Given request: Pick out the lines below that include the string "Streaming".

----- Task input

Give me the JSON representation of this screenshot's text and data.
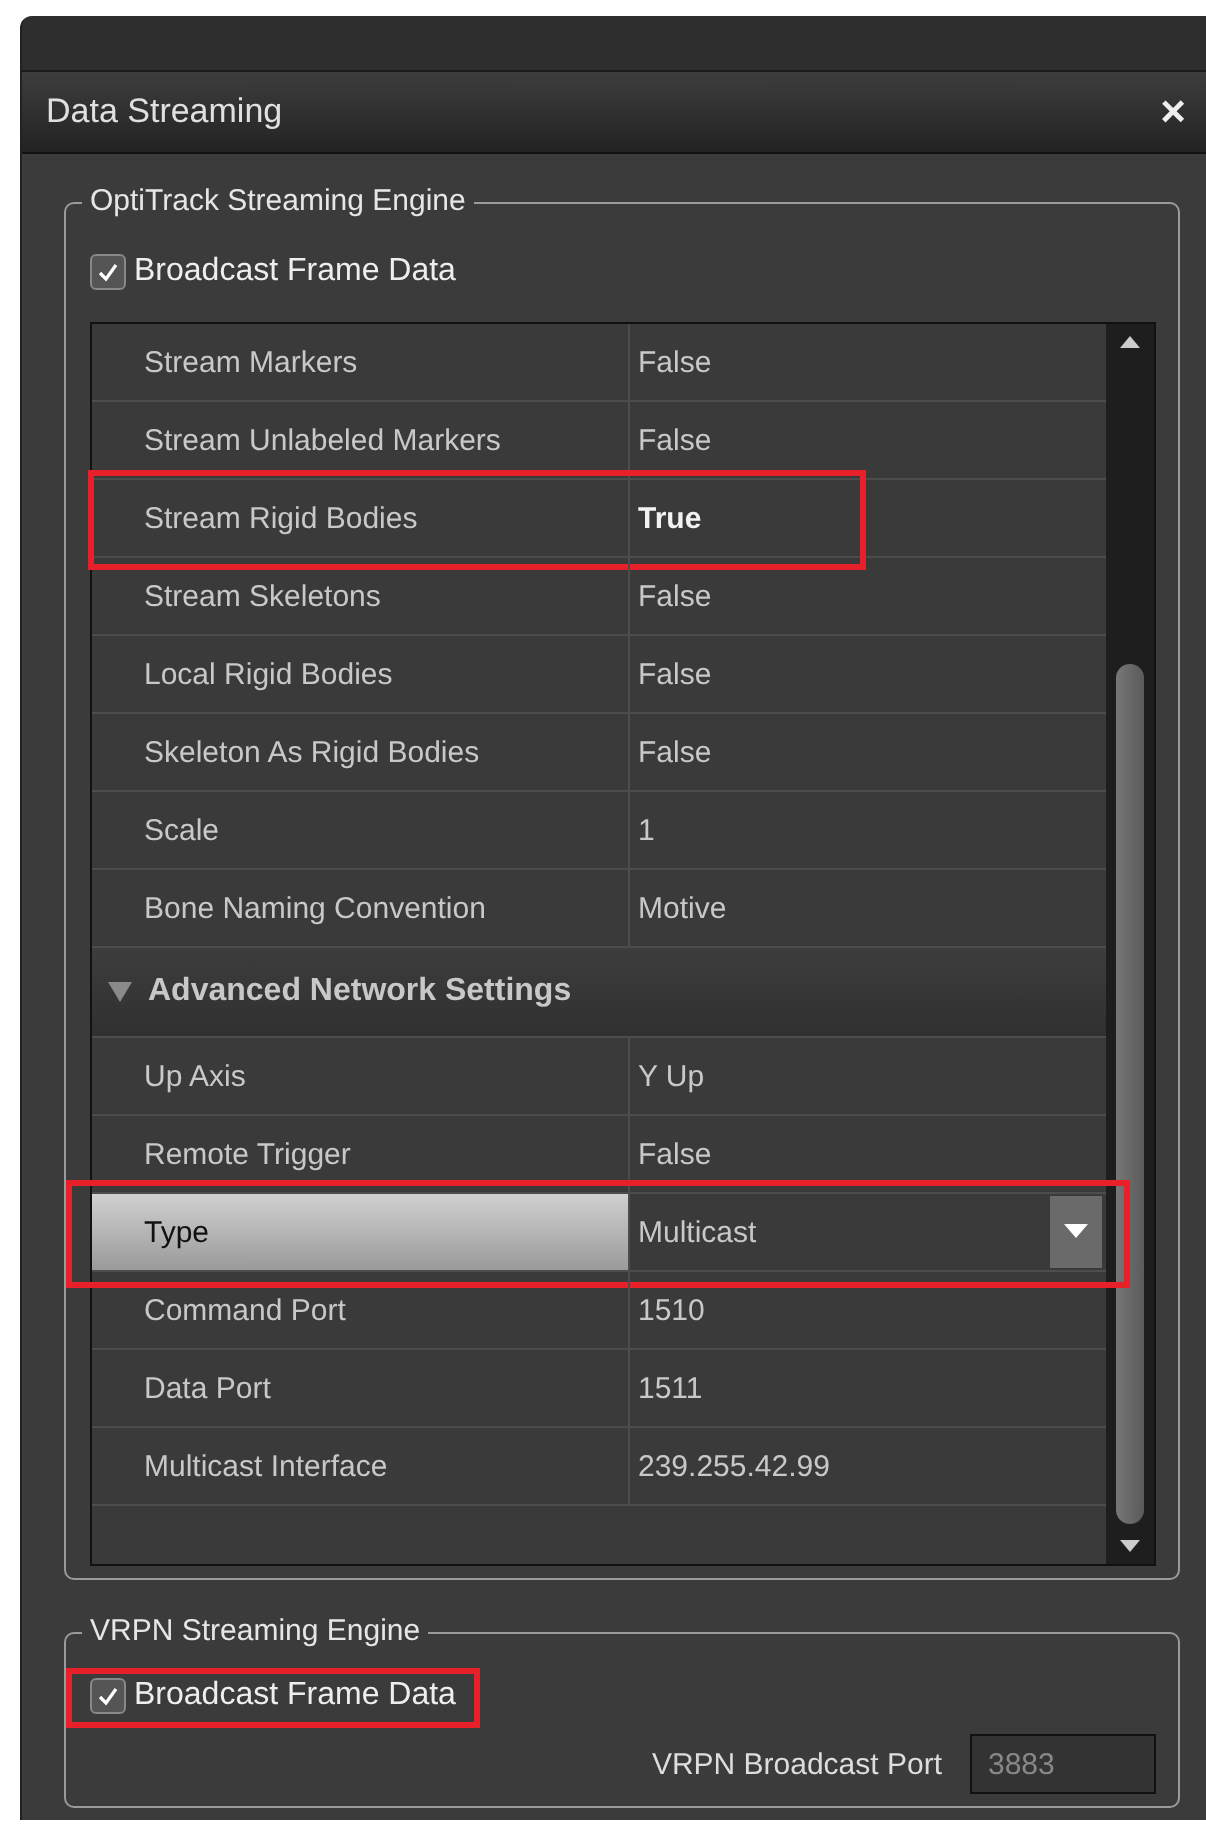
{
  "window": {
    "title": "Data Streaming",
    "close": "×"
  },
  "optitrack": {
    "title": "OptiTrack Streaming Engine",
    "broadcast": {
      "label": "Broadcast Frame Data",
      "checked": true,
      "highlighted": false
    },
    "rows": [
      {
        "kind": "property",
        "name": "Stream Markers",
        "value": "False",
        "bold": false,
        "highlighted": false,
        "selected": false
      },
      {
        "kind": "property",
        "name": "Stream Unlabeled Markers",
        "value": "False",
        "bold": false,
        "highlighted": false,
        "selected": false
      },
      {
        "kind": "property",
        "name": "Stream Rigid Bodies",
        "value": "True",
        "bold": true,
        "highlighted": true,
        "selected": false
      },
      {
        "kind": "property",
        "name": "Stream Skeletons",
        "value": "False",
        "bold": false,
        "highlighted": false,
        "selected": false
      },
      {
        "kind": "property",
        "name": "Local Rigid Bodies",
        "value": "False",
        "bold": false,
        "highlighted": false,
        "selected": false
      },
      {
        "kind": "property",
        "name": "Skeleton As Rigid Bodies",
        "value": "False",
        "bold": false,
        "highlighted": false,
        "selected": false
      },
      {
        "kind": "property",
        "name": "Scale",
        "value": "1",
        "bold": false,
        "highlighted": false,
        "selected": false
      },
      {
        "kind": "property",
        "name": "Bone Naming Convention",
        "value": "Motive",
        "bold": false,
        "highlighted": false,
        "selected": false
      },
      {
        "kind": "category",
        "name": "Advanced Network Settings",
        "expanded": true
      },
      {
        "kind": "property",
        "name": "Up Axis",
        "value": "Y Up",
        "bold": false,
        "highlighted": false,
        "selected": false
      },
      {
        "kind": "property",
        "name": "Remote Trigger",
        "value": "False",
        "bold": false,
        "highlighted": false,
        "selected": false
      },
      {
        "kind": "dropdown",
        "name": "Type",
        "value": "Multicast",
        "bold": false,
        "highlighted": true,
        "selected": true
      },
      {
        "kind": "property",
        "name": "Command Port",
        "value": "1510",
        "bold": false,
        "highlighted": false,
        "selected": false
      },
      {
        "kind": "property",
        "name": "Data Port",
        "value": "1511",
        "bold": false,
        "highlighted": false,
        "selected": false
      },
      {
        "kind": "property",
        "name": "Multicast Interface",
        "value": "239.255.42.99",
        "bold": false,
        "highlighted": false,
        "selected": false
      }
    ]
  },
  "vrpn": {
    "title": "VRPN Streaming Engine",
    "broadcast": {
      "label": "Broadcast Frame Data",
      "checked": true,
      "highlighted": true
    },
    "port": {
      "label": "VRPN Broadcast Port",
      "value": "3883",
      "disabled": true
    }
  }
}
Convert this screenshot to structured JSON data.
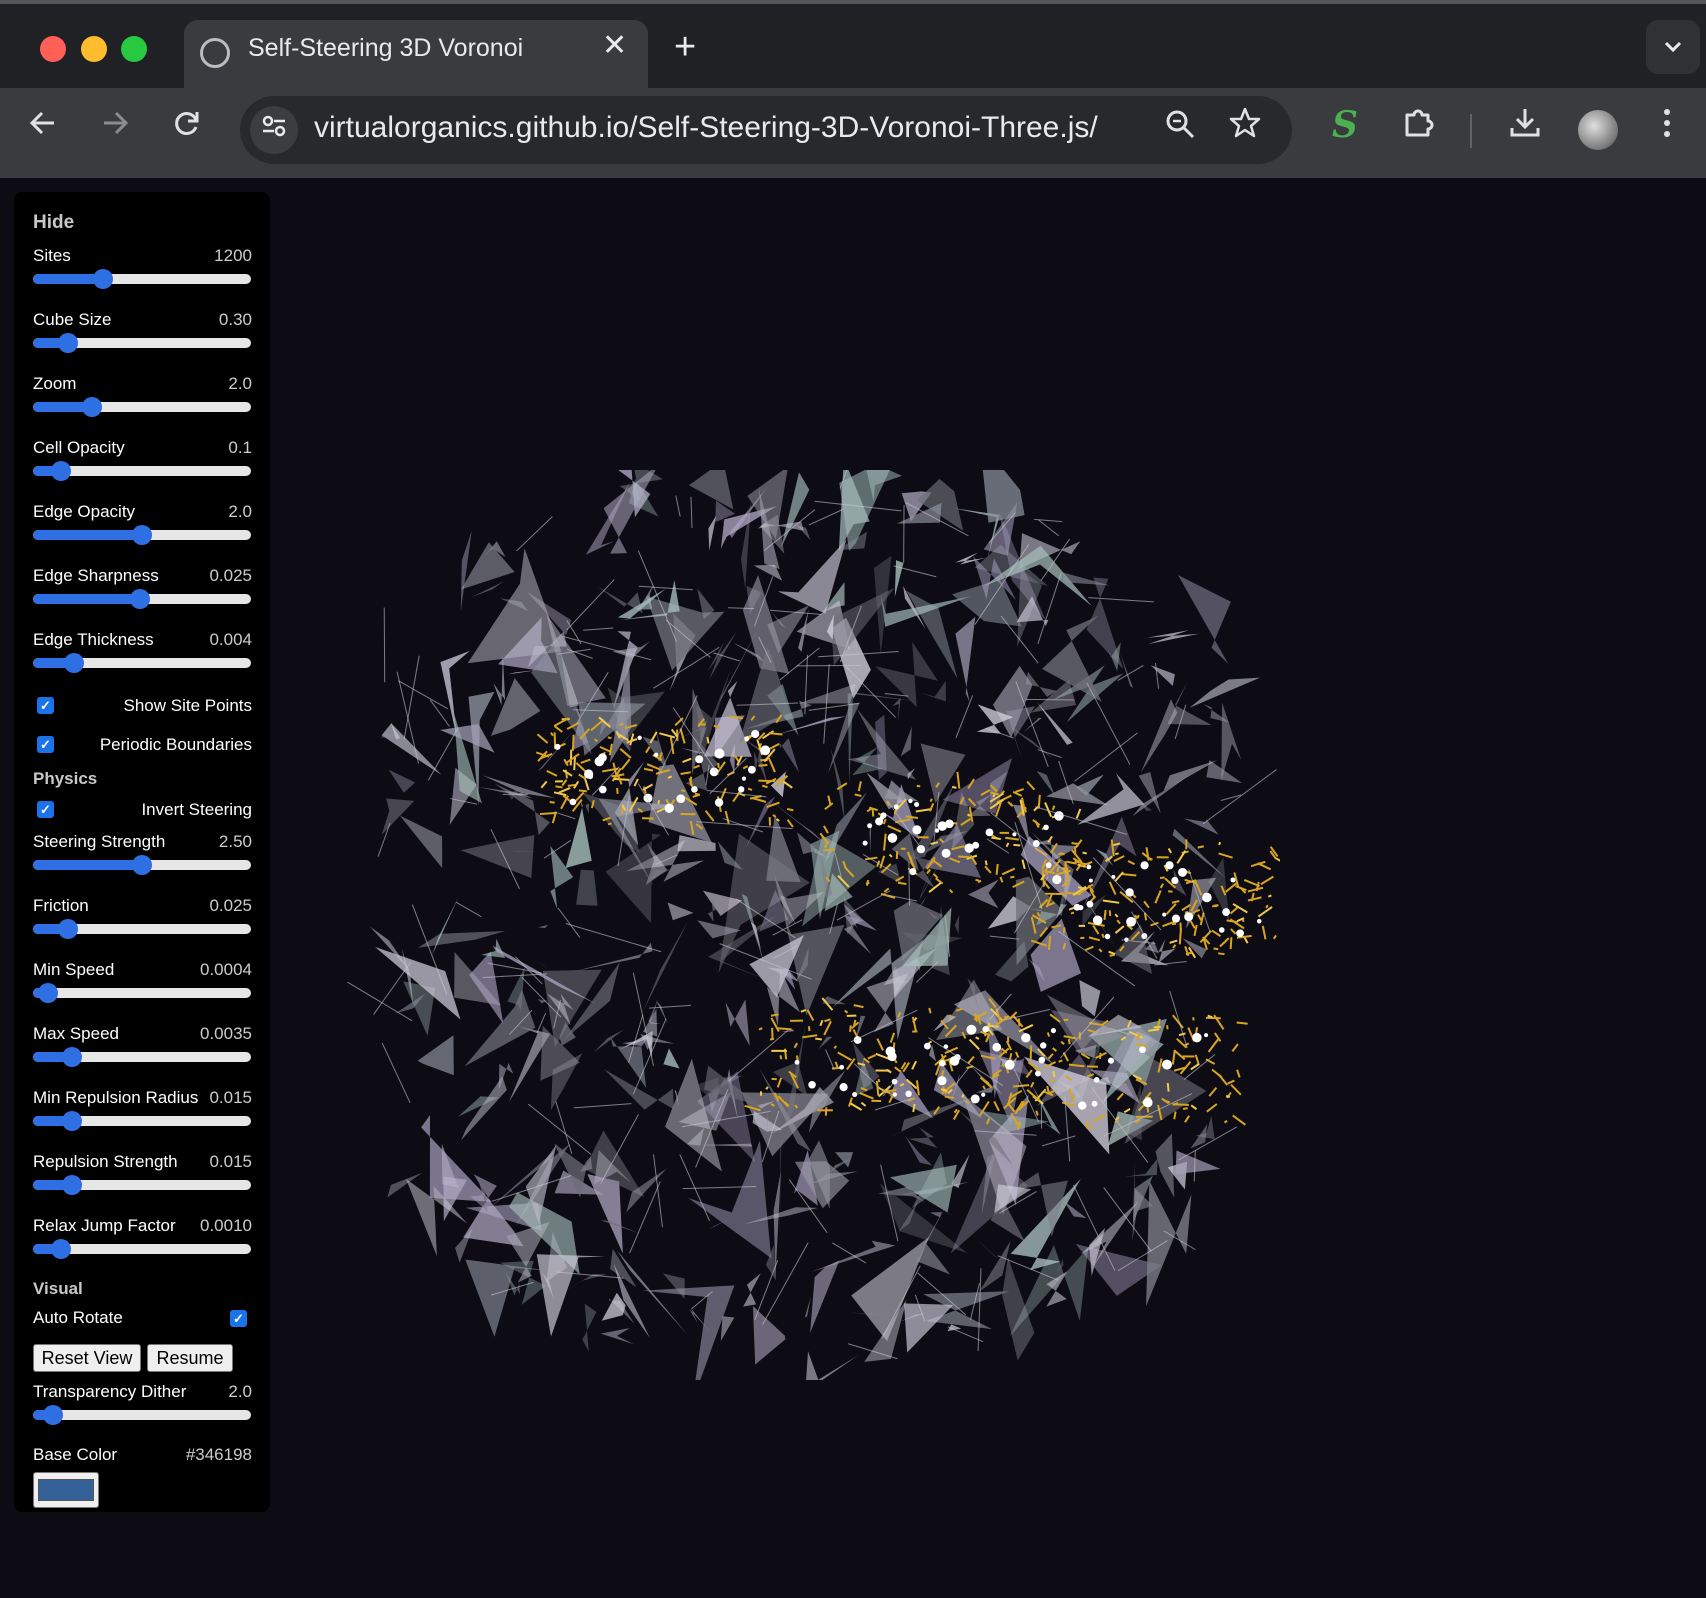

----------

Result of the task:
    "title": "Data Streaming",
    "title": "OptiTrack Streaming Engine",
    "title": "VRPN Streaming Engine",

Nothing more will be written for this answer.